* _To do_
Retype the whole listing below, character for character.

(Entries taken from a collection)

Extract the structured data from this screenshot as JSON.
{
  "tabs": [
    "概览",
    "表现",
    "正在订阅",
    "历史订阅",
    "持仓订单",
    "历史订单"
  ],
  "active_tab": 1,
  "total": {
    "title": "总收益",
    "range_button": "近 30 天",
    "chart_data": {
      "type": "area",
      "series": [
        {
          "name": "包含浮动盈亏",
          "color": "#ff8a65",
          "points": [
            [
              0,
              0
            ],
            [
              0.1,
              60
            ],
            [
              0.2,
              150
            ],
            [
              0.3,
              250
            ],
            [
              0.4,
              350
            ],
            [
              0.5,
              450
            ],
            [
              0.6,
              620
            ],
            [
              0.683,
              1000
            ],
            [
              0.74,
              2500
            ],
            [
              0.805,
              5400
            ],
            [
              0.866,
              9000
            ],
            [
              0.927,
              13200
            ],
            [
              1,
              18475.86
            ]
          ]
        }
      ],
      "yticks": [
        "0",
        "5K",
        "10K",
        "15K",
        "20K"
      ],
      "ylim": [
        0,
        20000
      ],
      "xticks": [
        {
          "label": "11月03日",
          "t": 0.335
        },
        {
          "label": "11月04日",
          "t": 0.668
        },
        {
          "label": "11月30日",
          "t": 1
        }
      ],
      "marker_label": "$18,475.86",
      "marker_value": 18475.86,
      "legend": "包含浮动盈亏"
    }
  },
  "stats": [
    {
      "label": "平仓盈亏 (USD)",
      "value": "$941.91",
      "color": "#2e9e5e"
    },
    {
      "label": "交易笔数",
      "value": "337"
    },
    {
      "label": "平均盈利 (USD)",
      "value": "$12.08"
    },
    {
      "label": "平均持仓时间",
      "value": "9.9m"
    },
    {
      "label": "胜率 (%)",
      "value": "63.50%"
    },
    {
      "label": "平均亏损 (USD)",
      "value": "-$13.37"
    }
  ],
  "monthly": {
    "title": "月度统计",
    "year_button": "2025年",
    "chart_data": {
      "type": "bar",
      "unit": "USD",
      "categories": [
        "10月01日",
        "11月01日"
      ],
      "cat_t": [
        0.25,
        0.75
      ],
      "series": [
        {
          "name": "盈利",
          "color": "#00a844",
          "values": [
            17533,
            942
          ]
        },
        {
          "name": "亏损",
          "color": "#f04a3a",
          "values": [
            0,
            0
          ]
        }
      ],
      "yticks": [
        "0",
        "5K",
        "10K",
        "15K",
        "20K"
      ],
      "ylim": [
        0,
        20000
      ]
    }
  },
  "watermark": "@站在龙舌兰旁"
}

* _Worked solution_
Extract the structured data from this screenshot as JSON.
{
  "tabs": [
    "概览",
    "表现",
    "正在订阅",
    "历史订阅",
    "持仓订单",
    "历史订单"
  ],
  "active_tab": 1,
  "total": {
    "title": "总收益",
    "range_button": "近 30 天",
    "chart_data": {
      "type": "area",
      "series": [
        {
          "name": "包含浮动盈亏",
          "color": "#ff8a65",
          "points": [
            [
              0,
              0
            ],
            [
              0.1,
              60
            ],
            [
              0.2,
              150
            ],
            [
              0.3,
              250
            ],
            [
              0.4,
              350
            ],
            [
              0.5,
              450
            ],
            [
              0.6,
              620
            ],
            [
              0.683,
              1000
            ],
            [
              0.74,
              2500
            ],
            [
              0.805,
              5400
            ],
            [
              0.866,
              9000
            ],
            [
              0.927,
              13200
            ],
            [
              1,
              18475.86
            ]
          ]
        }
      ],
      "yticks": [
        "0",
        "5K",
        "10K",
        "15K",
        "20K"
      ],
      "ylim": [
        0,
        20000
      ],
      "xticks": [
        {
          "label": "11月03日",
          "t": 0.335
        },
        {
          "label": "11月04日",
          "t": 0.668
        },
        {
          "label": "11月30日",
          "t": 1
        }
      ],
      "marker_label": "$18,475.86",
      "marker_value": 18475.86,
      "legend": "包含浮动盈亏"
    }
  },
  "stats": [
    {
      "label": "平仓盈亏 (USD)",
      "value": "$941.91",
      "color": "#2e9e5e"
    },
    {
      "label": "交易笔数",
      "value": "337"
    },
    {
      "label": "平均盈利 (USD)",
      "value": "$12.08"
    },
    {
      "label": "平均持仓时间",
      "value": "9.9m"
    },
    {
      "label": "胜率 (%)",
      "value": "63.50%"
    },
    {
      "label": "平均亏损 (USD)",
      "value": "-$13.37"
    }
  ],
  "monthly": {
    "title": "月度统计",
    "year_button": "2025年",
    "chart_data": {
      "type": "bar",
      "unit": "USD",
      "categories": [
        "10月01日",
        "11月01日"
      ],
      "cat_t": [
        0.25,
        0.75
      ],
      "series": [
        {
          "name": "盈利",
          "color": "#00a844",
          "values": [
            17533,
            942
          ]
        },
        {
          "name": "亏损",
          "color": "#f04a3a",
          "values": [
            0,
            0
          ]
        }
      ],
      "yticks": [
        "0",
        "5K",
        "10K",
        "15K",
        "20K"
      ],
      "ylim": [
        0,
        20000
      ]
    }
  },
  "watermark": "@站在龙舌兰旁"
}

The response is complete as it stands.